JOB:
Send each entry back exactly as given, pictures excluded.

+ + + + +

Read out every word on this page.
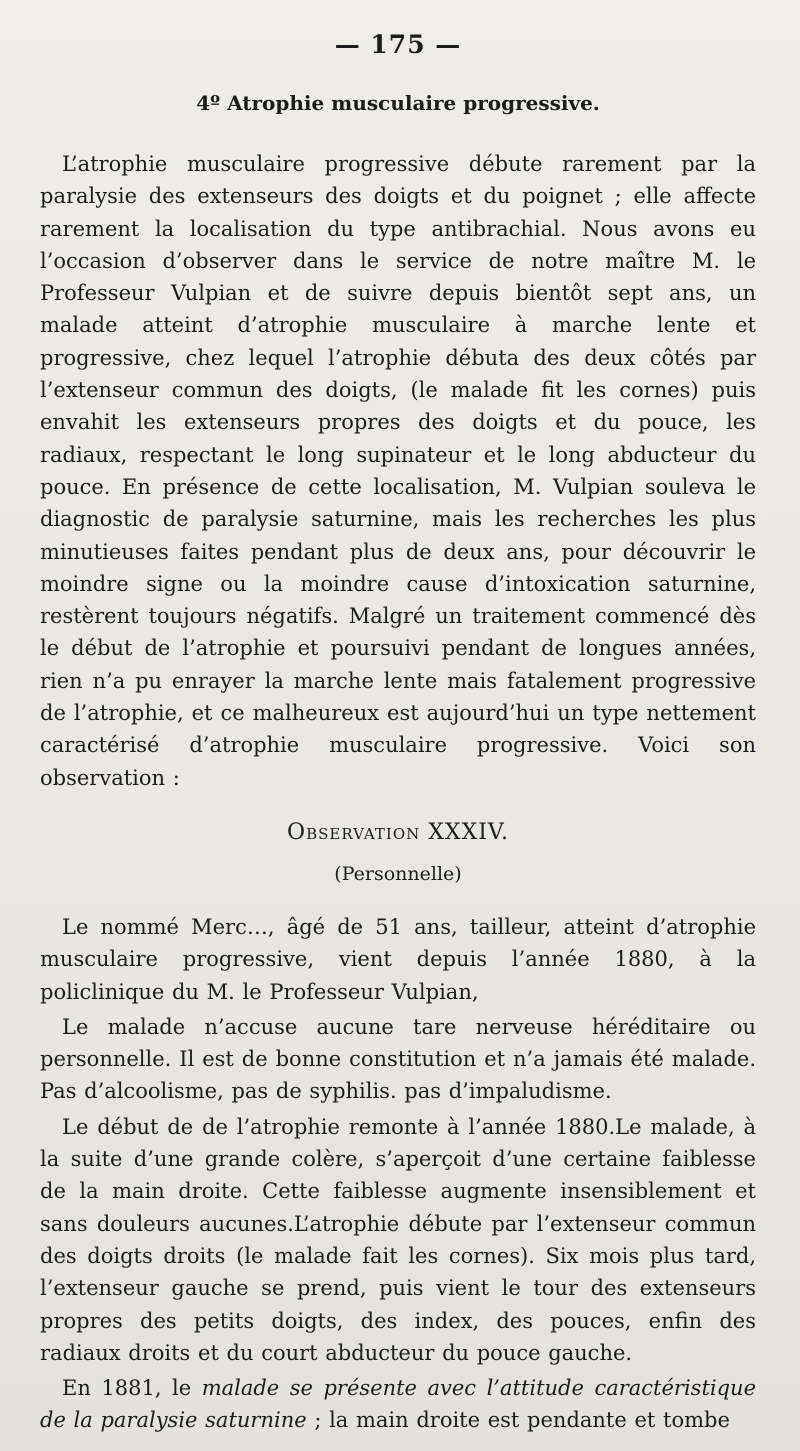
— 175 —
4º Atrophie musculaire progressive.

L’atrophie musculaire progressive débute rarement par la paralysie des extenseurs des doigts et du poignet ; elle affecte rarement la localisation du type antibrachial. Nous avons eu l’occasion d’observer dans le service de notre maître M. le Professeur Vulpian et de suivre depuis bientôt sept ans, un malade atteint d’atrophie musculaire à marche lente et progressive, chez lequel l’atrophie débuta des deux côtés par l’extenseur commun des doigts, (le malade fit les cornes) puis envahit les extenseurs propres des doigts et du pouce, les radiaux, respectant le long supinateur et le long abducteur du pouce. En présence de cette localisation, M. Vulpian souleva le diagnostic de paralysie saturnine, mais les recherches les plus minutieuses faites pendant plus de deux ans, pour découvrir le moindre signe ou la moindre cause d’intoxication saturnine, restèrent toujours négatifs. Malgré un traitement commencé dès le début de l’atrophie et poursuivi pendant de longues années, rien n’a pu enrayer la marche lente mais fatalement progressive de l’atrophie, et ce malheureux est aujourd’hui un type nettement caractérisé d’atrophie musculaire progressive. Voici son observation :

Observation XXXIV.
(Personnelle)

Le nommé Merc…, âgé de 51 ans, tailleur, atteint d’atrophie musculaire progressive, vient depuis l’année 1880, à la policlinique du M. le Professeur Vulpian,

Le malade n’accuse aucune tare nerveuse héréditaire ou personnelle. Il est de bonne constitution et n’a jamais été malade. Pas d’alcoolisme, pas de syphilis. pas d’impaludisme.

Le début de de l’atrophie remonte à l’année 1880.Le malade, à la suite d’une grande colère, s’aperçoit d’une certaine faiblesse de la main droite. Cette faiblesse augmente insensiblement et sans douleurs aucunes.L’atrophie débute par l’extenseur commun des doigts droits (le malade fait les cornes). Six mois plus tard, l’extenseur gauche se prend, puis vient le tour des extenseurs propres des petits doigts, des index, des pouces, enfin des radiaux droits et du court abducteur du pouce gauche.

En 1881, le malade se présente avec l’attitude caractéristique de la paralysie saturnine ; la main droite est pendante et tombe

+ + + + +

CORRECT ANSWER:
Read out every word on this page.
— 175 —
4º Atrophie musculaire progressive.

L’atrophie musculaire progressive débute rarement par la paralysie des extenseurs des doigts et du poignet ; elle affecte rarement la localisation du type antibrachial. Nous avons eu l’occasion d’observer dans le service de notre maître M. le Professeur Vulpian et de suivre depuis bientôt sept ans, un malade atteint d’atrophie musculaire à marche lente et progressive, chez lequel l’atrophie débuta des deux côtés par l’extenseur commun des doigts, (le malade fit les cornes) puis envahit les extenseurs propres des doigts et du pouce, les radiaux, respectant le long supinateur et le long abducteur du pouce. En présence de cette localisation, M. Vulpian souleva le diagnostic de paralysie saturnine, mais les recherches les plus minutieuses faites pendant plus de deux ans, pour découvrir le moindre signe ou la moindre cause d’intoxication saturnine, restèrent toujours négatifs. Malgré un traitement commencé dès le début de l’atrophie et poursuivi pendant de longues années, rien n’a pu enrayer la marche lente mais fatalement progressive de l’atrophie, et ce malheureux est aujourd’hui un type nettement caractérisé d’atrophie musculaire progressive. Voici son observation :

Observation XXXIV.
(Personnelle)

Le nommé Merc…, âgé de 51 ans, tailleur, atteint d’atrophie musculaire progressive, vient depuis l’année 1880, à la policlinique du M. le Professeur Vulpian,

Le malade n’accuse aucune tare nerveuse héréditaire ou personnelle. Il est de bonne constitution et n’a jamais été malade. Pas d’alcoolisme, pas de syphilis. pas d’impaludisme.

Le début de de l’atrophie remonte à l’année 1880.Le malade, à la suite d’une grande colère, s’aperçoit d’une certaine faiblesse de la main droite. Cette faiblesse augmente insensiblement et sans douleurs aucunes.L’atrophie débute par l’extenseur commun des doigts droits (le malade fait les cornes). Six mois plus tard, l’extenseur gauche se prend, puis vient le tour des extenseurs propres des petits doigts, des index, des pouces, enfin des radiaux droits et du court abducteur du pouce gauche.

En 1881, le malade se présente avec l’attitude caractéristique de la paralysie saturnine ; la main droite est pendante et tombe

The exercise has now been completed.